- **WRITTEN PROBLEM**:
Every record below is to be retyped exactly.

-- BEGIN DATA --

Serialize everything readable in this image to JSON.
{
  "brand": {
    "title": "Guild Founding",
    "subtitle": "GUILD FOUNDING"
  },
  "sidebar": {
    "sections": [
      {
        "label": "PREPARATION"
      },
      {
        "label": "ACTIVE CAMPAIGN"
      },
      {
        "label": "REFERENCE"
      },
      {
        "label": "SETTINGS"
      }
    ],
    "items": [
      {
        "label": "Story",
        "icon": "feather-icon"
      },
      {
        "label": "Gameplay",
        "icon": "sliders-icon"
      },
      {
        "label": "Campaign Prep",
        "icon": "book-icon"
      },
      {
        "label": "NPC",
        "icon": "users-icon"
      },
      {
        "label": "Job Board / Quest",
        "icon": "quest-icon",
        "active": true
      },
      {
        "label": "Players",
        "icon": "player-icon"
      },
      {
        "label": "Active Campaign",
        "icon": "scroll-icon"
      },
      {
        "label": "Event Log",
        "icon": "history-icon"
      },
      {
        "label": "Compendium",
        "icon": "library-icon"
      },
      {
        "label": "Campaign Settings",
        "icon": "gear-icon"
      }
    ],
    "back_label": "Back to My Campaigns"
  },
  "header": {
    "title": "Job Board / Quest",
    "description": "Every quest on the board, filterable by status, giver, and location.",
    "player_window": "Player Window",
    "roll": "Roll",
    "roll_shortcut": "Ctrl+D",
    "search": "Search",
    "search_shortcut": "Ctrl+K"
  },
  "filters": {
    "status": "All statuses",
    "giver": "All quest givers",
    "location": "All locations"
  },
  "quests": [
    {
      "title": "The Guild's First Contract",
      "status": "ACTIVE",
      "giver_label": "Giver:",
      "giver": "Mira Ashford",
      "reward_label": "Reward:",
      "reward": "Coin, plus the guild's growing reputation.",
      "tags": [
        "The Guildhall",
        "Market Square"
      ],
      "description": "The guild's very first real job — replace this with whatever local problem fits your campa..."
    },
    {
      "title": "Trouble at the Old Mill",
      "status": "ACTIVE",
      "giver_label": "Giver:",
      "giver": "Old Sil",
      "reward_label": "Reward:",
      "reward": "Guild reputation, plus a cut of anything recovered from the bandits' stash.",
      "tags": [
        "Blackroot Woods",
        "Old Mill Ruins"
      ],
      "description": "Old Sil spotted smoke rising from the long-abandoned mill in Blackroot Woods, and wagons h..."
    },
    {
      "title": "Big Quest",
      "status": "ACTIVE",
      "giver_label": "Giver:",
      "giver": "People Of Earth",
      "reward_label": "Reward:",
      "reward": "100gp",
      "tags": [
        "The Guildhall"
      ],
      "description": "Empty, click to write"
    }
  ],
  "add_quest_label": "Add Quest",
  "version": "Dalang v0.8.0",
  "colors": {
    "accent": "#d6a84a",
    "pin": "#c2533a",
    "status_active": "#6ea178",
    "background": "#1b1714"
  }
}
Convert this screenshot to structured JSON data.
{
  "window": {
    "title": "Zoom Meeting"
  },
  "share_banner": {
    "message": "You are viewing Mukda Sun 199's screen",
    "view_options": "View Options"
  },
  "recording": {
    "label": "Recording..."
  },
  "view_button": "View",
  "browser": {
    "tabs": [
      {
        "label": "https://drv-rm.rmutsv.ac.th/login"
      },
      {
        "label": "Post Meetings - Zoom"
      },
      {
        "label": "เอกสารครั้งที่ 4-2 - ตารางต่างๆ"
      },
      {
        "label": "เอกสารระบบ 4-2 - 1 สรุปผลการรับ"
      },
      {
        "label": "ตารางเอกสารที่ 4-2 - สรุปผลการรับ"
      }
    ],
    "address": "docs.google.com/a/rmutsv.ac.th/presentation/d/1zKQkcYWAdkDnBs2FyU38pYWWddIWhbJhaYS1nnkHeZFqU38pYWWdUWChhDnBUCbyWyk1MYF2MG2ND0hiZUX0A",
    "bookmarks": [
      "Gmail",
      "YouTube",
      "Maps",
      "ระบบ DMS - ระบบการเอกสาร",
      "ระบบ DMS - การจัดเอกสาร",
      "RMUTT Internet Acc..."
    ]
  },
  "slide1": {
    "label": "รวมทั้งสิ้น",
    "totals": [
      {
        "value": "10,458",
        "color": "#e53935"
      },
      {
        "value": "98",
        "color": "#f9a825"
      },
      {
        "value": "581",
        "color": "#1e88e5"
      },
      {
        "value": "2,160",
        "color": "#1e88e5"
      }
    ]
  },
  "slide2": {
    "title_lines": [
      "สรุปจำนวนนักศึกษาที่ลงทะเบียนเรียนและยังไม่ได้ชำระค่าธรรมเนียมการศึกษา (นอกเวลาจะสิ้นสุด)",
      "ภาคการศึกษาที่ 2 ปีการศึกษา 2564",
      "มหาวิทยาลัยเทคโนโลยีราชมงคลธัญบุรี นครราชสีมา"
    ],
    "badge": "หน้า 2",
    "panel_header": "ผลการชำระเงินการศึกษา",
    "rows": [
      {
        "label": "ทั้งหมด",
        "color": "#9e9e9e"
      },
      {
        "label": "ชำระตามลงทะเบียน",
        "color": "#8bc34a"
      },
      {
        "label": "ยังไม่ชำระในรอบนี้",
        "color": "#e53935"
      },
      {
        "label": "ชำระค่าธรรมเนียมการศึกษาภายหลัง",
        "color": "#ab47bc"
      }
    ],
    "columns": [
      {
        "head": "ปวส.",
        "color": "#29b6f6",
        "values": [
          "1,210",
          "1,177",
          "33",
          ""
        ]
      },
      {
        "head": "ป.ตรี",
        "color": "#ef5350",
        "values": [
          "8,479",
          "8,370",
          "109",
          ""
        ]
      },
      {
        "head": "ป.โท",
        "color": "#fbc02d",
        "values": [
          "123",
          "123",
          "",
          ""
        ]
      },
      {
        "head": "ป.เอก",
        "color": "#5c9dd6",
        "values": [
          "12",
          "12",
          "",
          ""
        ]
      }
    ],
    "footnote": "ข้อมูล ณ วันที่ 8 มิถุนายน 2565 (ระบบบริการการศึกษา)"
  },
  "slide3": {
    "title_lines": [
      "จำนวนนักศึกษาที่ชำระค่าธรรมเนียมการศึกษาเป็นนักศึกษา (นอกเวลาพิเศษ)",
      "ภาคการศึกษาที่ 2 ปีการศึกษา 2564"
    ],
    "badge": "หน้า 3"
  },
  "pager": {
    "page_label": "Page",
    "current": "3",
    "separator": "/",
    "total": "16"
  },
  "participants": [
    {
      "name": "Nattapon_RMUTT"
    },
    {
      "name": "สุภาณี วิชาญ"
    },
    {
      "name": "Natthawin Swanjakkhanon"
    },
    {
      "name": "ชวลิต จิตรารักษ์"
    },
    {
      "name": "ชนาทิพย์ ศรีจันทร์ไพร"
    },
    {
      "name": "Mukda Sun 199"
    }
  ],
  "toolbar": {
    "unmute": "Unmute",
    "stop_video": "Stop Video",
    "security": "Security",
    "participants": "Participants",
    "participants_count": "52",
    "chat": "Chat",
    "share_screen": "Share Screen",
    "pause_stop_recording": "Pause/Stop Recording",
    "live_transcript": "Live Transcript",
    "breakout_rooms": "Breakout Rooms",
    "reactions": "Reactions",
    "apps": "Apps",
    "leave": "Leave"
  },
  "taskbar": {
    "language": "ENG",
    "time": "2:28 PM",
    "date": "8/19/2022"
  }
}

-- END DATA --

- **SOLUTION BELOW**:
Serialize everything readable in this image to JSON.
{
  "brand": {
    "title": "Guild Founding",
    "subtitle": "GUILD FOUNDING"
  },
  "sidebar": {
    "sections": [
      {
        "label": "PREPARATION"
      },
      {
        "label": "ACTIVE CAMPAIGN"
      },
      {
        "label": "REFERENCE"
      },
      {
        "label": "SETTINGS"
      }
    ],
    "items": [
      {
        "label": "Story",
        "icon": "feather-icon"
      },
      {
        "label": "Gameplay",
        "icon": "sliders-icon"
      },
      {
        "label": "Campaign Prep",
        "icon": "book-icon"
      },
      {
        "label": "NPC",
        "icon": "users-icon"
      },
      {
        "label": "Job Board / Quest",
        "icon": "quest-icon",
        "active": true
      },
      {
        "label": "Players",
        "icon": "player-icon"
      },
      {
        "label": "Active Campaign",
        "icon": "scroll-icon"
      },
      {
        "label": "Event Log",
        "icon": "history-icon"
      },
      {
        "label": "Compendium",
        "icon": "library-icon"
      },
      {
        "label": "Campaign Settings",
        "icon": "gear-icon"
      }
    ],
    "back_label": "Back to My Campaigns"
  },
  "header": {
    "title": "Job Board / Quest",
    "description": "Every quest on the board, filterable by status, giver, and location.",
    "player_window": "Player Window",
    "roll": "Roll",
    "roll_shortcut": "Ctrl+D",
    "search": "Search",
    "search_shortcut": "Ctrl+K"
  },
  "filters": {
    "status": "All statuses",
    "giver": "All quest givers",
    "location": "All locations"
  },
  "quests": [
    {
      "title": "The Guild's First Contract",
      "status": "ACTIVE",
      "giver_label": "Giver:",
      "giver": "Mira Ashford",
      "reward_label": "Reward:",
      "reward": "Coin, plus the guild's growing reputation.",
      "tags": [
        "The Guildhall",
        "Market Square"
      ],
      "description": "The guild's very first real job — replace this with whatever local problem fits your campa..."
    },
    {
      "title": "Trouble at the Old Mill",
      "status": "ACTIVE",
      "giver_label": "Giver:",
      "giver": "Old Sil",
      "reward_label": "Reward:",
      "reward": "Guild reputation, plus a cut of anything recovered from the bandits' stash.",
      "tags": [
        "Blackroot Woods",
        "Old Mill Ruins"
      ],
      "description": "Old Sil spotted smoke rising from the long-abandoned mill in Blackroot Woods, and wagons h..."
    },
    {
      "title": "Big Quest",
      "status": "ACTIVE",
      "giver_label": "Giver:",
      "giver": "People Of Earth",
      "reward_label": "Reward:",
      "reward": "100gp",
      "tags": [
        "The Guildhall"
      ],
      "description": "Empty, click to write"
    }
  ],
  "add_quest_label": "Add Quest",
  "version": "Dalang v0.8.0",
  "colors": {
    "accent": "#d6a84a",
    "pin": "#c2533a",
    "status_active": "#6ea178",
    "background": "#1b1714"
  }
}
Convert this screenshot to structured JSON data.
{
  "window": {
    "title": "Zoom Meeting"
  },
  "share_banner": {
    "message": "You are viewing Mukda Sun 199's screen",
    "view_options": "View Options"
  },
  "recording": {
    "label": "Recording..."
  },
  "view_button": "View",
  "browser": {
    "tabs": [
      {
        "label": "https://drv-rm.rmutsv.ac.th/login"
      },
      {
        "label": "Post Meetings - Zoom"
      },
      {
        "label": "เอกสารครั้งที่ 4-2 - ตารางต่างๆ"
      },
      {
        "label": "เอกสารระบบ 4-2 - 1 สรุปผลการรับ"
      },
      {
        "label": "ตารางเอกสารที่ 4-2 - สรุปผลการรับ"
      }
    ],
    "address": "docs.google.com/a/rmutsv.ac.th/presentation/d/1zKQkcYWAdkDnBs2FyU38pYWWddIWhbJhaYS1nnkHeZFqU38pYWWdUWChhDnBUCbyWyk1MYF2MG2ND0hiZUX0A",
    "bookmarks": [
      "Gmail",
      "YouTube",
      "Maps",
      "ระบบ DMS - ระบบการเอกสาร",
      "ระบบ DMS - การจัดเอกสาร",
      "RMUTT Internet Acc..."
    ]
  },
  "slide1": {
    "label": "รวมทั้งสิ้น",
    "totals": [
      {
        "value": "10,458",
        "color": "#e53935"
      },
      {
        "value": "98",
        "color": "#f9a825"
      },
      {
        "value": "581",
        "color": "#1e88e5"
      },
      {
        "value": "2,160",
        "color": "#1e88e5"
      }
    ]
  },
  "slide2": {
    "title_lines": [
      "สรุปจำนวนนักศึกษาที่ลงทะเบียนเรียนและยังไม่ได้ชำระค่าธรรมเนียมการศึกษา (นอกเวลาจะสิ้นสุด)",
      "ภาคการศึกษาที่ 2 ปีการศึกษา 2564",
      "มหาวิทยาลัยเทคโนโลยีราชมงคลธัญบุรี นครราชสีมา"
    ],
    "badge": "หน้า 2",
    "panel_header": "ผลการชำระเงินการศึกษา",
    "rows": [
      {
        "label": "ทั้งหมด",
        "color": "#9e9e9e"
      },
      {
        "label": "ชำระตามลงทะเบียน",
        "color": "#8bc34a"
      },
      {
        "label": "ยังไม่ชำระในรอบนี้",
        "color": "#e53935"
      },
      {
        "label": "ชำระค่าธรรมเนียมการศึกษาภายหลัง",
        "color": "#ab47bc"
      }
    ],
    "columns": [
      {
        "head": "ปวส.",
        "color": "#29b6f6",
        "values": [
          "1,210",
          "1,177",
          "33",
          ""
        ]
      },
      {
        "head": "ป.ตรี",
        "color": "#ef5350",
        "values": [
          "8,479",
          "8,370",
          "109",
          ""
        ]
      },
      {
        "head": "ป.โท",
        "color": "#fbc02d",
        "values": [
          "123",
          "123",
          "",
          ""
        ]
      },
      {
        "head": "ป.เอก",
        "color": "#5c9dd6",
        "values": [
          "12",
          "12",
          "",
          ""
        ]
      }
    ],
    "footnote": "ข้อมูล ณ วันที่ 8 มิถุนายน 2565 (ระบบบริการการศึกษา)"
  },
  "slide3": {
    "title_lines": [
      "จำนวนนักศึกษาที่ชำระค่าธรรมเนียมการศึกษาเป็นนักศึกษา (นอกเวลาพิเศษ)",
      "ภาคการศึกษาที่ 2 ปีการศึกษา 2564"
    ],
    "badge": "หน้า 3"
  },
  "pager": {
    "page_label": "Page",
    "current": "3",
    "separator": "/",
    "total": "16"
  },
  "participants": [
    {
      "name": "Nattapon_RMUTT"
    },
    {
      "name": "สุภาณี วิชาญ"
    },
    {
      "name": "Natthawin Swanjakkhanon"
    },
    {
      "name": "ชวลิต จิตรารักษ์"
    },
    {
      "name": "ชนาทิพย์ ศรีจันทร์ไพร"
    },
    {
      "name": "Mukda Sun 199"
    }
  ],
  "toolbar": {
    "unmute": "Unmute",
    "stop_video": "Stop Video",
    "security": "Security",
    "participants": "Participants",
    "participants_count": "52",
    "chat": "Chat",
    "share_screen": "Share Screen",
    "pause_stop_recording": "Pause/Stop Recording",
    "live_transcript": "Live Transcript",
    "breakout_rooms": "Breakout Rooms",
    "reactions": "Reactions",
    "apps": "Apps",
    "leave": "Leave"
  },
  "taskbar": {
    "language": "ENG",
    "time": "2:28 PM",
    "date": "8/19/2022"
  }
}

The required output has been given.